• Stated exercise
Pictures stay out of your copy, but everything else in the records below must be repeated exactly.

• Records supplied
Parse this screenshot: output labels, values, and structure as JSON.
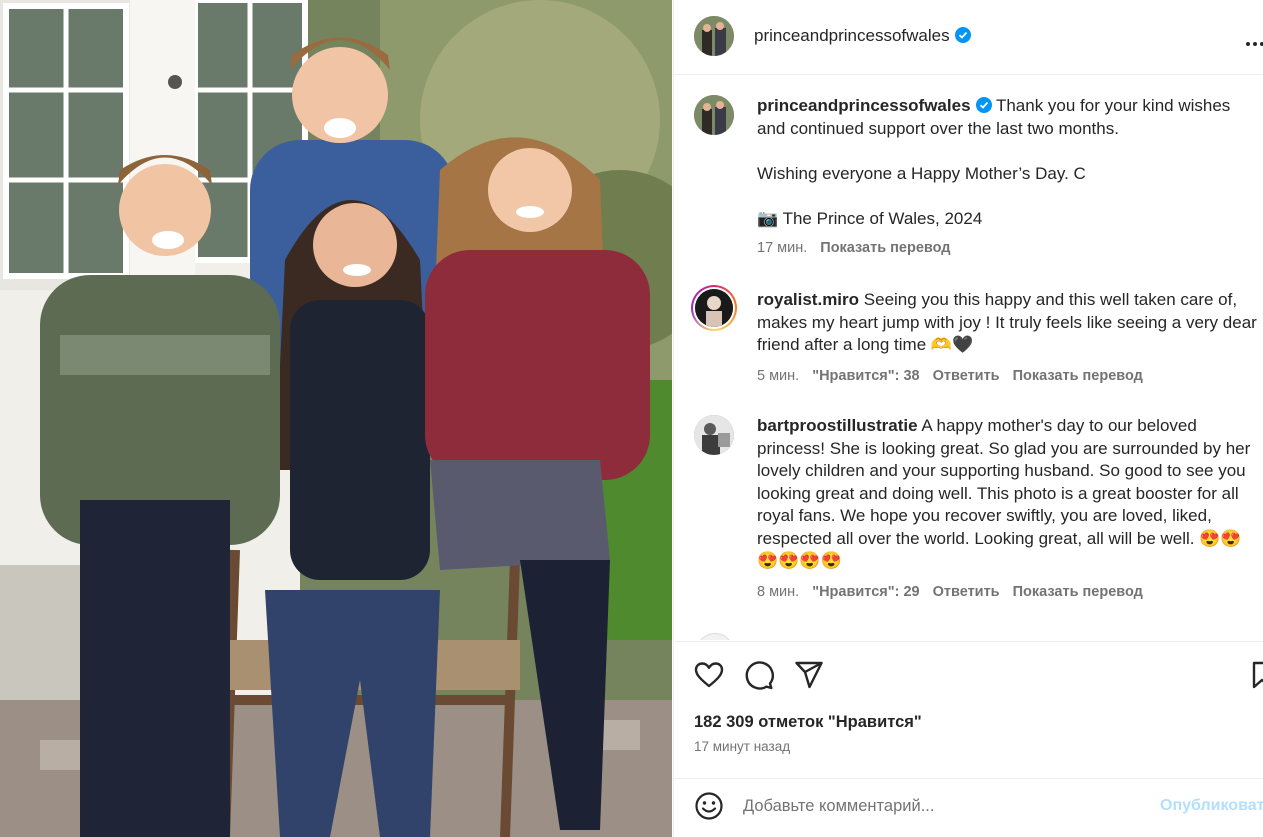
{
  "post": {
    "username": "princeandprincessofwales",
    "verified": true,
    "image_description_icon": "family-photo",
    "more_icon": "more-options-icon"
  },
  "caption": {
    "username": "princeandprincessofwales",
    "line1": "Thank you for your kind wishes and continued support over the last two months.",
    "line2": "Wishing everyone a Happy Mother’s Day. C",
    "line3": "📷 The Prince of Wales, 2024",
    "time": "17 мин.",
    "translate": "Показать перевод"
  },
  "comments": [
    {
      "username": "royalist.miro",
      "text": "Seeing you this happy and this well taken care of, makes my heart jump with joy ! It truly feels like seeing a very dear friend after a long time 🫶🖤",
      "time": "5 мин.",
      "likes": "\"Нравится\": 38",
      "reply": "Ответить",
      "translate": "Показать перевод",
      "has_story": true
    },
    {
      "username": "bartproostillustratie",
      "text": "A happy mother's day to our beloved princess! She is looking great. So glad you are surrounded by her lovely children and your supporting husband. So good to see you looking great and doing well. This photo is a great booster for all royal fans. We hope you recover swiftly, you are loved, liked, respected all over the world. Looking great, all will be well. 😍😍😍😍😍😍",
      "time": "8 мин.",
      "likes": "\"Нравится\": 29",
      "reply": "Ответить",
      "translate": "Показать перевод",
      "has_story": false
    }
  ],
  "actions": {
    "like_icon": "heart-icon",
    "comment_icon": "comment-icon",
    "share_icon": "share-icon",
    "save_icon": "bookmark-icon",
    "likes_count": "182 309 отметок \"Нравится\"",
    "time_ago": "17 минут назад"
  },
  "add_comment": {
    "emoji_icon": "emoji-icon",
    "placeholder": "Добавьте комментарий...",
    "publish_label": "Опубликовать"
  },
  "colors": {
    "verified": "#0095f6",
    "publish_disabled": "#b2dffc",
    "secondary_text": "#737373"
  }
}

• Result for this exercise
Parse this screenshot: output labels, values, and structure as JSON.
{
  "post": {
    "username": "princeandprincessofwales",
    "verified": true,
    "image_description_icon": "family-photo",
    "more_icon": "more-options-icon"
  },
  "caption": {
    "username": "princeandprincessofwales",
    "line1": "Thank you for your kind wishes and continued support over the last two months.",
    "line2": "Wishing everyone a Happy Mother’s Day. C",
    "line3": "📷 The Prince of Wales, 2024",
    "time": "17 мин.",
    "translate": "Показать перевод"
  },
  "comments": [
    {
      "username": "royalist.miro",
      "text": "Seeing you this happy and this well taken care of, makes my heart jump with joy ! It truly feels like seeing a very dear friend after a long time 🫶🖤",
      "time": "5 мин.",
      "likes": "\"Нравится\": 38",
      "reply": "Ответить",
      "translate": "Показать перевод",
      "has_story": true
    },
    {
      "username": "bartproostillustratie",
      "text": "A happy mother's day to our beloved princess! She is looking great. So glad you are surrounded by her lovely children and your supporting husband. So good to see you looking great and doing well. This photo is a great booster for all royal fans. We hope you recover swiftly, you are loved, liked, respected all over the world. Looking great, all will be well. 😍😍😍😍😍😍",
      "time": "8 мин.",
      "likes": "\"Нравится\": 29",
      "reply": "Ответить",
      "translate": "Показать перевод",
      "has_story": false
    }
  ],
  "actions": {
    "like_icon": "heart-icon",
    "comment_icon": "comment-icon",
    "share_icon": "share-icon",
    "save_icon": "bookmark-icon",
    "likes_count": "182 309 отметок \"Нравится\"",
    "time_ago": "17 минут назад"
  },
  "add_comment": {
    "emoji_icon": "emoji-icon",
    "placeholder": "Добавьте комментарий...",
    "publish_label": "Опубликовать"
  },
  "colors": {
    "verified": "#0095f6",
    "publish_disabled": "#b2dffc",
    "secondary_text": "#737373"
  }
}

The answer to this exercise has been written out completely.